Brief =>
State the number of lines where "targets" appears. Add nothing else.

Source material =>

==========

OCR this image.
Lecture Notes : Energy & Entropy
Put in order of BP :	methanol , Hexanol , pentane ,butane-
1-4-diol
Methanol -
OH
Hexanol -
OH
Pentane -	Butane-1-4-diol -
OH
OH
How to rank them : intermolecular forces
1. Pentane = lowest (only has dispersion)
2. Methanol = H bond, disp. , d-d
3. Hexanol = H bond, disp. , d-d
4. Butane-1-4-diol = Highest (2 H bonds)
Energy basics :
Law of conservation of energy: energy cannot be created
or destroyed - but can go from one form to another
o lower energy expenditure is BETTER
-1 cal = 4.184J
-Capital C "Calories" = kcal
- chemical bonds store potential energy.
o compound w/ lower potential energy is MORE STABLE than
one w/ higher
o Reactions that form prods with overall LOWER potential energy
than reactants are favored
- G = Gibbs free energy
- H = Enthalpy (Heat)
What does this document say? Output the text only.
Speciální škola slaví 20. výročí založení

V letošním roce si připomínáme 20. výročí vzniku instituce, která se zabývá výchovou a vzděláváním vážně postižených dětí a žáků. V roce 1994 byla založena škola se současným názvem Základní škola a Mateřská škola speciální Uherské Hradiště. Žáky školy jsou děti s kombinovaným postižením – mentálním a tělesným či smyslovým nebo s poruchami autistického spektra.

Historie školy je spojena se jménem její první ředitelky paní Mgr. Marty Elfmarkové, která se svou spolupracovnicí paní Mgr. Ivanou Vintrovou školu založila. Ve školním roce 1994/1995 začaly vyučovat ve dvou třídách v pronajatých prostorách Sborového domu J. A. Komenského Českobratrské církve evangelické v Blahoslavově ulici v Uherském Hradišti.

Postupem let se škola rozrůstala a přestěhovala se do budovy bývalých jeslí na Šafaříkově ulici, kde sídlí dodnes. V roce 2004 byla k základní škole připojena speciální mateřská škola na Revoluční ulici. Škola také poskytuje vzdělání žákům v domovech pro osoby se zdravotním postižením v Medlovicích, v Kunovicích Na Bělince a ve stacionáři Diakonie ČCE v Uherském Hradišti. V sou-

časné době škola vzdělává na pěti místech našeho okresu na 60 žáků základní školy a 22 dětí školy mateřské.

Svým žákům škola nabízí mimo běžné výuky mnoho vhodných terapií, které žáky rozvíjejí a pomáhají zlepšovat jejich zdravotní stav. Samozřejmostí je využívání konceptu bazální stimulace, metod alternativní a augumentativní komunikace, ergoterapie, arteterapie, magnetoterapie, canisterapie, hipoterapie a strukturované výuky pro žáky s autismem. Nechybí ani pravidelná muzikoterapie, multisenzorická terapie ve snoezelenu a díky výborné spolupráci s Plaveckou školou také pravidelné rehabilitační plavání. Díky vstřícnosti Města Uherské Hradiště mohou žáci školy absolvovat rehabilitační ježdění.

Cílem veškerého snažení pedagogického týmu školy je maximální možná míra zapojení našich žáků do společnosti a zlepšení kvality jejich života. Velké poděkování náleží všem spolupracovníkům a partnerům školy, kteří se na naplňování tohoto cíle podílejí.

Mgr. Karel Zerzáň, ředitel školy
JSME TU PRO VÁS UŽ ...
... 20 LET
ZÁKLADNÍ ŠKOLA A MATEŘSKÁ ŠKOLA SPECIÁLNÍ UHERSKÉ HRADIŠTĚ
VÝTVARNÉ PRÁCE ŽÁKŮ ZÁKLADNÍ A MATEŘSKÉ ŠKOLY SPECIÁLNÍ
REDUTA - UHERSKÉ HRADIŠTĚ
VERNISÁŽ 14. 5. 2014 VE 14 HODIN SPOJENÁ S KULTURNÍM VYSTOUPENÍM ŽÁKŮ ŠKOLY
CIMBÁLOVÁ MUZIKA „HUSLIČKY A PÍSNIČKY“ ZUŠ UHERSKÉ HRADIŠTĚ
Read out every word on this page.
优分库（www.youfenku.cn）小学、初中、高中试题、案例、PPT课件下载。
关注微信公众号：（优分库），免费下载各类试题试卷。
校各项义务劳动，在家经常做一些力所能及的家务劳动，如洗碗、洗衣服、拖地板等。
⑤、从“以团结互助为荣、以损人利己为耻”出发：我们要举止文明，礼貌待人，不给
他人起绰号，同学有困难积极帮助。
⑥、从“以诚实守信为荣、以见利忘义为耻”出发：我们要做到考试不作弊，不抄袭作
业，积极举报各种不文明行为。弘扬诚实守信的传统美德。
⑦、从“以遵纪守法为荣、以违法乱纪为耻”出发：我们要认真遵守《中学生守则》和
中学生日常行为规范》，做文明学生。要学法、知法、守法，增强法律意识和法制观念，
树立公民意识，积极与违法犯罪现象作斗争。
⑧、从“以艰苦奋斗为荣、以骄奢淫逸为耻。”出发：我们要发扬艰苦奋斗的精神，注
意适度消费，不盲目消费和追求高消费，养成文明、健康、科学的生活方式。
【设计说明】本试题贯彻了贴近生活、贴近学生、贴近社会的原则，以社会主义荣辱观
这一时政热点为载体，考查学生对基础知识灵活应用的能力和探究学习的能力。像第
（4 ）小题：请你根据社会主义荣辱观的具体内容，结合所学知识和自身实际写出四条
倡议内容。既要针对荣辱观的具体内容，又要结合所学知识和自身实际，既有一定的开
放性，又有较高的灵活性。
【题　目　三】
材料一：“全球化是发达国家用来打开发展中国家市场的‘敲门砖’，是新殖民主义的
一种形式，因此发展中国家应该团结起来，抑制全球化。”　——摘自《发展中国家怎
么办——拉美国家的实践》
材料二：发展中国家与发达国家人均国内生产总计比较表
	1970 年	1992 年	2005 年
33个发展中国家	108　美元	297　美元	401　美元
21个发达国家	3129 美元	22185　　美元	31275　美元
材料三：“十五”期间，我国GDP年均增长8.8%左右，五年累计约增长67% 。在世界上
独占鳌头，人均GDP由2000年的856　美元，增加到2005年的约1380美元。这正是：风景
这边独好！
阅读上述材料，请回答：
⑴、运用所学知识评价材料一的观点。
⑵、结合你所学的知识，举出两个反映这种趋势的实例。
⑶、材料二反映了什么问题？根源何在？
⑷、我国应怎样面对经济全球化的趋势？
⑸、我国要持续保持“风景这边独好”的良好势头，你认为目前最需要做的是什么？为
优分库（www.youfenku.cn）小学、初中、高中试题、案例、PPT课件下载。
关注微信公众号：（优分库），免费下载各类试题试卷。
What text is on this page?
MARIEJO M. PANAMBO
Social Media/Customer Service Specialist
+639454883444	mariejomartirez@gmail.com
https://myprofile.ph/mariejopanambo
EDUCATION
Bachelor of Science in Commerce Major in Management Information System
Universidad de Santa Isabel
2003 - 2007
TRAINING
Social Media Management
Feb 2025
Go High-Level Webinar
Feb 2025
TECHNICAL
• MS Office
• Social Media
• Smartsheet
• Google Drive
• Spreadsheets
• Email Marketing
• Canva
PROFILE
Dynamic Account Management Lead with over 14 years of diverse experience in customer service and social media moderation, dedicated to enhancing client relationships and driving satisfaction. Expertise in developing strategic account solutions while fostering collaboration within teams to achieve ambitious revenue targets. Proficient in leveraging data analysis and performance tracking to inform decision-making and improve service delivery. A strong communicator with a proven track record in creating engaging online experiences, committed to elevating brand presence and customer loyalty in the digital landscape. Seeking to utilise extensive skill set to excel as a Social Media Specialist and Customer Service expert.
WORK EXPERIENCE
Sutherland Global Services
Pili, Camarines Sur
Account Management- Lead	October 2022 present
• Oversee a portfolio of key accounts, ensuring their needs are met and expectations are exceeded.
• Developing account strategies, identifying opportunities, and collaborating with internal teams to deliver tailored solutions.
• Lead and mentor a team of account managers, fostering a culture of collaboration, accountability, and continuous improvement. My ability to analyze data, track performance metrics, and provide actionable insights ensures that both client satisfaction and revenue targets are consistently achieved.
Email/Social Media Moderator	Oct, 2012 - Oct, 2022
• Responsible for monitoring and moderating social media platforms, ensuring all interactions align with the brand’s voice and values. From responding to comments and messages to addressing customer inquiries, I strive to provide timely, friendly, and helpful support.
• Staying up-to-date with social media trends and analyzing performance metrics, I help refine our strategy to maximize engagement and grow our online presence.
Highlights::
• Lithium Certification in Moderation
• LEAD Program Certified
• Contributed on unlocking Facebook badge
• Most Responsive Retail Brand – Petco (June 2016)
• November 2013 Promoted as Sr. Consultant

==========

Solution =>
2